§ **Input material**
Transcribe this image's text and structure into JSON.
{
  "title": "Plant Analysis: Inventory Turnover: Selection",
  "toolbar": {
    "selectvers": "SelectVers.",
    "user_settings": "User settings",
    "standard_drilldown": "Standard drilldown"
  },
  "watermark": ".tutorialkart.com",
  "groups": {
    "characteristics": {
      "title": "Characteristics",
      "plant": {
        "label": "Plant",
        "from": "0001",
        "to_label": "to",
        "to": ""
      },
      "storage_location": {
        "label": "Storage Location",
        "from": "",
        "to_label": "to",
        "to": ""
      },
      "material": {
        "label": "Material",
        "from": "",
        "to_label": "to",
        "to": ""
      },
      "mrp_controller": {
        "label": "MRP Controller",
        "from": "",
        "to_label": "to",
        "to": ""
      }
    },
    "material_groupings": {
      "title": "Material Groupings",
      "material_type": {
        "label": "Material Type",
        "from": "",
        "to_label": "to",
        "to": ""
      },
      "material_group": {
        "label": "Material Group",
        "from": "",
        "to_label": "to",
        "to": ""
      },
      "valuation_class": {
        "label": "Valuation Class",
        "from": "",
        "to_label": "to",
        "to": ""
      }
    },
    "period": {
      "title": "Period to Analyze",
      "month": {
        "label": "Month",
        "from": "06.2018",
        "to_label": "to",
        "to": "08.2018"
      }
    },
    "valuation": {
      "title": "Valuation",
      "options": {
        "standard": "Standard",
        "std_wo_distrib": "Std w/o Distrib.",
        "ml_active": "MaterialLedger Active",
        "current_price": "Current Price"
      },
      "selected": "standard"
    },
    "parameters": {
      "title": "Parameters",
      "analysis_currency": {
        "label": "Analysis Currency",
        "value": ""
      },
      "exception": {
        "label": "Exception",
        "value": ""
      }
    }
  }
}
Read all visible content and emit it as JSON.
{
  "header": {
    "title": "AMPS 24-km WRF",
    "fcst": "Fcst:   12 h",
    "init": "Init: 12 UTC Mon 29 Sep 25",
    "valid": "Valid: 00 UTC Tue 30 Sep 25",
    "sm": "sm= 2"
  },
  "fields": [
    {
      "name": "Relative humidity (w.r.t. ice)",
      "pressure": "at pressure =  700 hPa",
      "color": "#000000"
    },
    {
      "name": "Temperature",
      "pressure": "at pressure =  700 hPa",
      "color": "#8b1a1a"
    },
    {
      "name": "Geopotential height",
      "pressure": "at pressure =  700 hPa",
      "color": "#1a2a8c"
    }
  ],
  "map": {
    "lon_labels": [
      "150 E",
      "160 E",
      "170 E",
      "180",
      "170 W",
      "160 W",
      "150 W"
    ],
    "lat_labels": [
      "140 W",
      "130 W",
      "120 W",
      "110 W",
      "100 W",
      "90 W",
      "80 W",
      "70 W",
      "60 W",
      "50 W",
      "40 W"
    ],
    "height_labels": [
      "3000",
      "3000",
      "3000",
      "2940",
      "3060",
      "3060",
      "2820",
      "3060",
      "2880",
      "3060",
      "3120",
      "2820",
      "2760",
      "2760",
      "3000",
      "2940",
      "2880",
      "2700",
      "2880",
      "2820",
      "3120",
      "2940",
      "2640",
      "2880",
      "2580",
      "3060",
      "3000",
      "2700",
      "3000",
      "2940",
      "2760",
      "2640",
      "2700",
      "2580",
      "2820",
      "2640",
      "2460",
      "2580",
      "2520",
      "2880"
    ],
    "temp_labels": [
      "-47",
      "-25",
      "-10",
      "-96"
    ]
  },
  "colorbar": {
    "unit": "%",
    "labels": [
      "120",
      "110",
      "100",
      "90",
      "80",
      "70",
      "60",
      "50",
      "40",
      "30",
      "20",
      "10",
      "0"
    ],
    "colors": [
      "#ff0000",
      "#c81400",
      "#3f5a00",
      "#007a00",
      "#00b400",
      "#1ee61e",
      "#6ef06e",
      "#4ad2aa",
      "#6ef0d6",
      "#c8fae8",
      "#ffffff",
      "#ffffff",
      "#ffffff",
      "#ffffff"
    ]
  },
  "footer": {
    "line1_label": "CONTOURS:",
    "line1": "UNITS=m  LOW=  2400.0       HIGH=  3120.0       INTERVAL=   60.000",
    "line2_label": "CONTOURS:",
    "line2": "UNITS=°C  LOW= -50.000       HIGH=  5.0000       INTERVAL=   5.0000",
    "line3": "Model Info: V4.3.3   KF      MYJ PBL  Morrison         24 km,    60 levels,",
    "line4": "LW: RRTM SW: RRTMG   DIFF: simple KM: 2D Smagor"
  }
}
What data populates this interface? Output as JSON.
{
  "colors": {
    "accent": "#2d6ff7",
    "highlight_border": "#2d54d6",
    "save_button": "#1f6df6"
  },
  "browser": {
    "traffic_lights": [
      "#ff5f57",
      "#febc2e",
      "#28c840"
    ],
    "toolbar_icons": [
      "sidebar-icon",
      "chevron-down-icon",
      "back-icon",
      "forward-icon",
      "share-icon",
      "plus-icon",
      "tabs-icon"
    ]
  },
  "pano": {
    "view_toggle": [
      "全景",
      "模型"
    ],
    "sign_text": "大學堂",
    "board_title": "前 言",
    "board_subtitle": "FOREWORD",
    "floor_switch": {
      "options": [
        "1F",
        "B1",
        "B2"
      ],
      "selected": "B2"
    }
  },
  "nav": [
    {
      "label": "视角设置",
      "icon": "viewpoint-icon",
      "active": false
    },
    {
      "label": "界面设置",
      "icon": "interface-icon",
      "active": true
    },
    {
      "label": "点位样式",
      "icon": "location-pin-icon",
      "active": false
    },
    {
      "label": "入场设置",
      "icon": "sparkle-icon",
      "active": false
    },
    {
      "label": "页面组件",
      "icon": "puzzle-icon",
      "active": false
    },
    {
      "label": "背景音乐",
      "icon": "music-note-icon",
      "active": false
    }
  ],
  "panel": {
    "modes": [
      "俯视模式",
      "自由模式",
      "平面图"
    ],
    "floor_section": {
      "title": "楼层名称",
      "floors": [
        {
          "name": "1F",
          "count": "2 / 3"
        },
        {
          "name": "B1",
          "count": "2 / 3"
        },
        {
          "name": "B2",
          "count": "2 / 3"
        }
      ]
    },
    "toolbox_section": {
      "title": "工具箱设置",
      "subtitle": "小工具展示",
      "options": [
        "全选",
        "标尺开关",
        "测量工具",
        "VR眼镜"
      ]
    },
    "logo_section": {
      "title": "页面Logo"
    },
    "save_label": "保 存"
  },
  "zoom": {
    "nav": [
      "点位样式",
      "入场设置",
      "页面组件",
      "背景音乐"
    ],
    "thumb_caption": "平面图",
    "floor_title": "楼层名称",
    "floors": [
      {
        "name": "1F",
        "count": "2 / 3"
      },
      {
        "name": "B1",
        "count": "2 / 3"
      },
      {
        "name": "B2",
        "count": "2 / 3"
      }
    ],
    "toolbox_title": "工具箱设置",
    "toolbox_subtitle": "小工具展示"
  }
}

§ **Short task**
Across the entries, how many lines hold the word "UNITS"? Say only the number.

§ **Expected answer**
2